• _INSTRUCTION_
Report how many lines hold the word "this"; give nothing but the number.

• _AVAILABLE RECORDS_
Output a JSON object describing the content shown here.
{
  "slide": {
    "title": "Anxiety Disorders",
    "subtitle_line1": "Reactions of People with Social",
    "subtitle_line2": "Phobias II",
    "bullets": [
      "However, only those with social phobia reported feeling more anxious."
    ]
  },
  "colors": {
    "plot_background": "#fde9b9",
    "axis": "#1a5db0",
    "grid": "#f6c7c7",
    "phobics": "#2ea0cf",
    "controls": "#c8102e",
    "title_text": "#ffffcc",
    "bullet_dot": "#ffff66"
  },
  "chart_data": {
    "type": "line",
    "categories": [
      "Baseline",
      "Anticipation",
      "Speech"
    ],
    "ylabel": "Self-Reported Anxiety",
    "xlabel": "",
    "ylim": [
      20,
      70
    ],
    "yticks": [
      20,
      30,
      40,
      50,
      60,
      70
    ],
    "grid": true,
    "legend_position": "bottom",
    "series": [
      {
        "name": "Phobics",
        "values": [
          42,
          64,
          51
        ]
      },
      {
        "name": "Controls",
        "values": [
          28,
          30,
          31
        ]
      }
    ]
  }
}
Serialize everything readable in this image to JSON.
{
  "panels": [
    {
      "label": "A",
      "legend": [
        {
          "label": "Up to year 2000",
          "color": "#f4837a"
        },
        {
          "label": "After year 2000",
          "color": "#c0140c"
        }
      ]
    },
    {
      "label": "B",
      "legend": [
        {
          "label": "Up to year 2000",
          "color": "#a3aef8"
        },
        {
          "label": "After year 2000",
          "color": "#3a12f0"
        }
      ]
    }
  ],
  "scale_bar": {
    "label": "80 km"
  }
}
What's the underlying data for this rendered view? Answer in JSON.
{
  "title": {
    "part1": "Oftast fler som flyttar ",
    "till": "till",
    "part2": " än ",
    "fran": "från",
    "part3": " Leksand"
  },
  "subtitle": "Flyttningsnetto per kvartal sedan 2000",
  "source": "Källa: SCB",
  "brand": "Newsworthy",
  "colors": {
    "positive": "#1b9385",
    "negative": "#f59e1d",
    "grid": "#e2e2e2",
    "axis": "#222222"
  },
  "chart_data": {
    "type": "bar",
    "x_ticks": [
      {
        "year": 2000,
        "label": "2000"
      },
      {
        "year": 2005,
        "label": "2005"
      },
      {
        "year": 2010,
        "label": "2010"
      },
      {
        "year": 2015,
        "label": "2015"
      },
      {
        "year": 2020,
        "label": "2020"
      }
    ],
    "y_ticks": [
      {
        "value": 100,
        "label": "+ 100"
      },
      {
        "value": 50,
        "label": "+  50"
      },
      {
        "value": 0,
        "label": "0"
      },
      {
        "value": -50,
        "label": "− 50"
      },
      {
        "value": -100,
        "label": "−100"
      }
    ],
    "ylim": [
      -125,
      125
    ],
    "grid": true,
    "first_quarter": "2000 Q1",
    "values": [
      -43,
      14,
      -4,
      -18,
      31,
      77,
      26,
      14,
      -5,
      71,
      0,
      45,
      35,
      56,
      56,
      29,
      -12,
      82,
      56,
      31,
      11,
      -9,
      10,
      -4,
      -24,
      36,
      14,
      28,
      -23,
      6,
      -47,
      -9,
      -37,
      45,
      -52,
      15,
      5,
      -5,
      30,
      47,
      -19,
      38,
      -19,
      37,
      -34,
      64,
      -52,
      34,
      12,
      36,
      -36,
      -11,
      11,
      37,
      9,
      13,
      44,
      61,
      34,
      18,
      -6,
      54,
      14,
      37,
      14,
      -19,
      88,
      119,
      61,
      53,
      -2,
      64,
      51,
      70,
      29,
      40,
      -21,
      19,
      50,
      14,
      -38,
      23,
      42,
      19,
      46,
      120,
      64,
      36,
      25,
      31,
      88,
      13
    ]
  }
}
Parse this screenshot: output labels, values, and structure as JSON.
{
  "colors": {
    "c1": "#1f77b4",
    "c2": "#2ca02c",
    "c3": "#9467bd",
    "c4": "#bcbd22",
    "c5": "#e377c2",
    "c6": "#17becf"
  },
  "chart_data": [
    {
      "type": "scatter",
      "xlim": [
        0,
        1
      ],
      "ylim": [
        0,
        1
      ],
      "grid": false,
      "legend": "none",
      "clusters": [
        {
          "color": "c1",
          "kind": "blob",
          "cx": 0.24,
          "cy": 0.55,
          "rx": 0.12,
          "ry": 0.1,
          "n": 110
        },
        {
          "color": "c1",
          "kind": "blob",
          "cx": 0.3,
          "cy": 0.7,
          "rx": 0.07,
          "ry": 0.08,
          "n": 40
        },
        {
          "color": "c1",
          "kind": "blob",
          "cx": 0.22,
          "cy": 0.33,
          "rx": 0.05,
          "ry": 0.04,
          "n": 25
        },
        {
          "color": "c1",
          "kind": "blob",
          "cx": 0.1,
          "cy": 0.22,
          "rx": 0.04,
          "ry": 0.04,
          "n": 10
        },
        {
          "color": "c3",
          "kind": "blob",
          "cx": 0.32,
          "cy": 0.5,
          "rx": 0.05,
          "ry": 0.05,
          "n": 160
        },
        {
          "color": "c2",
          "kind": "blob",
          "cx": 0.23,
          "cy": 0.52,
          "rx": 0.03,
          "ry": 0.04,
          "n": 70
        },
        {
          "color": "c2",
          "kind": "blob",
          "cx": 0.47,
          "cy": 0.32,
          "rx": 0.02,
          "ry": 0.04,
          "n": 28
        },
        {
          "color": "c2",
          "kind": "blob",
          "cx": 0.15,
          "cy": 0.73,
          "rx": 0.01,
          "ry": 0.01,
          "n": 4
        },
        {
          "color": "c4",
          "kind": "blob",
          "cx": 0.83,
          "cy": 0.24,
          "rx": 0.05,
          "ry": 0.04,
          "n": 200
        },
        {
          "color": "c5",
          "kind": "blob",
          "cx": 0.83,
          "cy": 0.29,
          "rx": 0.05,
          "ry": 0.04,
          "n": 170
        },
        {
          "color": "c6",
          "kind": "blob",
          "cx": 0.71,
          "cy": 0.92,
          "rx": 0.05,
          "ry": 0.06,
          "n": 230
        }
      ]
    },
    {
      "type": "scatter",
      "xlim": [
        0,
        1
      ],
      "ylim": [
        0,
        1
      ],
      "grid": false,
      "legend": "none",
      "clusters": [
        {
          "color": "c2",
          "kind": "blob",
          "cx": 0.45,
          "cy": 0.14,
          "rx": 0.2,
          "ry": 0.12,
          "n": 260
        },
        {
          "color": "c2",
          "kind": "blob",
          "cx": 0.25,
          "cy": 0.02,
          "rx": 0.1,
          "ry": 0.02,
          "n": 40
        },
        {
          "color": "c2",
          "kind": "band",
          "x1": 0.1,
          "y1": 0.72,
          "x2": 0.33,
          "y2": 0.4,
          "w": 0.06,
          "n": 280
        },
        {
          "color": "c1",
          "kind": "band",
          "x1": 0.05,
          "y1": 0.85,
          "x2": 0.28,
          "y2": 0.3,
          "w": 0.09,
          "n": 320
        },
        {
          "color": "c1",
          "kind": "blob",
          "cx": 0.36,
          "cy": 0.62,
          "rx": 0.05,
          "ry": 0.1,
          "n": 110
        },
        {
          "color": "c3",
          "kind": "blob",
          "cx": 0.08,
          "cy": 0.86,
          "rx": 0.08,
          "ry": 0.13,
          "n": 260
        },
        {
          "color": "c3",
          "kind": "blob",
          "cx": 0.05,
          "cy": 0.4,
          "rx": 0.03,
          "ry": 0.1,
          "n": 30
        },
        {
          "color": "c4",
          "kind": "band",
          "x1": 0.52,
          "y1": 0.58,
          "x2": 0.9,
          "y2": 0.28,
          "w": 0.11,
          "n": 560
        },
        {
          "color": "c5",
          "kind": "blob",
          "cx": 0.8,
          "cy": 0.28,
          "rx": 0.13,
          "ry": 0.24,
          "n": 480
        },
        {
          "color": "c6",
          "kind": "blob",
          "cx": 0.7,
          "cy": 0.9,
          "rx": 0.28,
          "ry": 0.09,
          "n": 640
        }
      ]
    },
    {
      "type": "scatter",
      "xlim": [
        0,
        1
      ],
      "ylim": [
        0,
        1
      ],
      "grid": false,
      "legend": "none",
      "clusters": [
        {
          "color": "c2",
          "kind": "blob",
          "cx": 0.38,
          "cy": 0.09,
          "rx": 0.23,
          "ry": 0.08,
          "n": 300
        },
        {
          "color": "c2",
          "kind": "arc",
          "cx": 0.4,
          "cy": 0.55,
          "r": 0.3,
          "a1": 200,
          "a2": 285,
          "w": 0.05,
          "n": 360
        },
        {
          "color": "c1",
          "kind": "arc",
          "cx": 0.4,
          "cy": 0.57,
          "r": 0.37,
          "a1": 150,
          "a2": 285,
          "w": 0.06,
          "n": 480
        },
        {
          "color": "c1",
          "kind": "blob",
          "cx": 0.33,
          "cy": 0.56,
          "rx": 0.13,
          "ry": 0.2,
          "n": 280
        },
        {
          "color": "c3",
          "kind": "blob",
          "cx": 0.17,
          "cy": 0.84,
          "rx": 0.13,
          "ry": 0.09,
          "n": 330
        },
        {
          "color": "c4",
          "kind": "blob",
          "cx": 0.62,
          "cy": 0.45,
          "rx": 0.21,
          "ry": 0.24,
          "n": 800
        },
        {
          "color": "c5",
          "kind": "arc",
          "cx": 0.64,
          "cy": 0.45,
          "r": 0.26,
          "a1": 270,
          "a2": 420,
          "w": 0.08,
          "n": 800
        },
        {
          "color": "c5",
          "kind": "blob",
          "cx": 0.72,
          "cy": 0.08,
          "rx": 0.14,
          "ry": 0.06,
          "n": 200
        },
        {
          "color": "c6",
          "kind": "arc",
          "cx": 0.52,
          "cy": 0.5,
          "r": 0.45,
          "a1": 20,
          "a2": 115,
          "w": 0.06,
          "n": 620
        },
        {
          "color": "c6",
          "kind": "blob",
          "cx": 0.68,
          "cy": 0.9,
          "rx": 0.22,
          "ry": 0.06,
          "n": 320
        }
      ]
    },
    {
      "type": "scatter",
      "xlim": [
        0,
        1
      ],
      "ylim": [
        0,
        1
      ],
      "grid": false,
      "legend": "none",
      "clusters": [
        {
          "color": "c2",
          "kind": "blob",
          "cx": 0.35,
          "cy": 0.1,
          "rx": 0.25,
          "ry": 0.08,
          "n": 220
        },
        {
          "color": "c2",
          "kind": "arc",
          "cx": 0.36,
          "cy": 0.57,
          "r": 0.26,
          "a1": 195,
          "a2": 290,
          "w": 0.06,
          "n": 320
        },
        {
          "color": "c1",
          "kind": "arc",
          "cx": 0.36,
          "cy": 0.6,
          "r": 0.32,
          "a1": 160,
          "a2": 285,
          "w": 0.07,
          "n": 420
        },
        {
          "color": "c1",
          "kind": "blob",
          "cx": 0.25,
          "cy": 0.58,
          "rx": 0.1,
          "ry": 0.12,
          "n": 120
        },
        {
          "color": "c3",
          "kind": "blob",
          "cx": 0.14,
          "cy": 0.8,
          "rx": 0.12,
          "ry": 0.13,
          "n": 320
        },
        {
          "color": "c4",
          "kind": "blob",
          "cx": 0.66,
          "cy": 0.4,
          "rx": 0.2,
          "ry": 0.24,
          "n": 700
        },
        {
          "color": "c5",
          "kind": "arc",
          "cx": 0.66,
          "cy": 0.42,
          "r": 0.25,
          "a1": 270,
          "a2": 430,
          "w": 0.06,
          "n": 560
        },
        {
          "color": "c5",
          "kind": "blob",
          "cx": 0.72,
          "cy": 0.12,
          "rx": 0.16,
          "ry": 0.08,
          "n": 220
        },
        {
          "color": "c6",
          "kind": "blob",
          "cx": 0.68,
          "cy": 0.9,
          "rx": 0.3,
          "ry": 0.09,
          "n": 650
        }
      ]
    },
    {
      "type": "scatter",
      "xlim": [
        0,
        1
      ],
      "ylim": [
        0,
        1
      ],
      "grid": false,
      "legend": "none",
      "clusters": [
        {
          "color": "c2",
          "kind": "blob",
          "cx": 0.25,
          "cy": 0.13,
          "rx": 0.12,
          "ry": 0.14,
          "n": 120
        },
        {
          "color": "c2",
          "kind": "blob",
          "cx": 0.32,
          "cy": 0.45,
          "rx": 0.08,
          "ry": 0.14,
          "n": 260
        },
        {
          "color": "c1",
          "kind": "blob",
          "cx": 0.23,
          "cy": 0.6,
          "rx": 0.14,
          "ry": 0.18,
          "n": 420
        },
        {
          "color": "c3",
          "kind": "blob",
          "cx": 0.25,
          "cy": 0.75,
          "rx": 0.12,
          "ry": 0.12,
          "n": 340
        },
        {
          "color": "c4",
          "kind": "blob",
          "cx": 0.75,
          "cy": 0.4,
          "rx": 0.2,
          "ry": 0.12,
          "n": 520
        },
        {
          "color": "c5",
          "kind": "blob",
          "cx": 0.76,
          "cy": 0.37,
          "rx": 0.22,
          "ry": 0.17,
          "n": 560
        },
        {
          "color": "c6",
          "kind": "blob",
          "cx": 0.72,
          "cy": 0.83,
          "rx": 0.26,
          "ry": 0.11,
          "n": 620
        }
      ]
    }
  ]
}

• _WRITTEN ANSWER_
3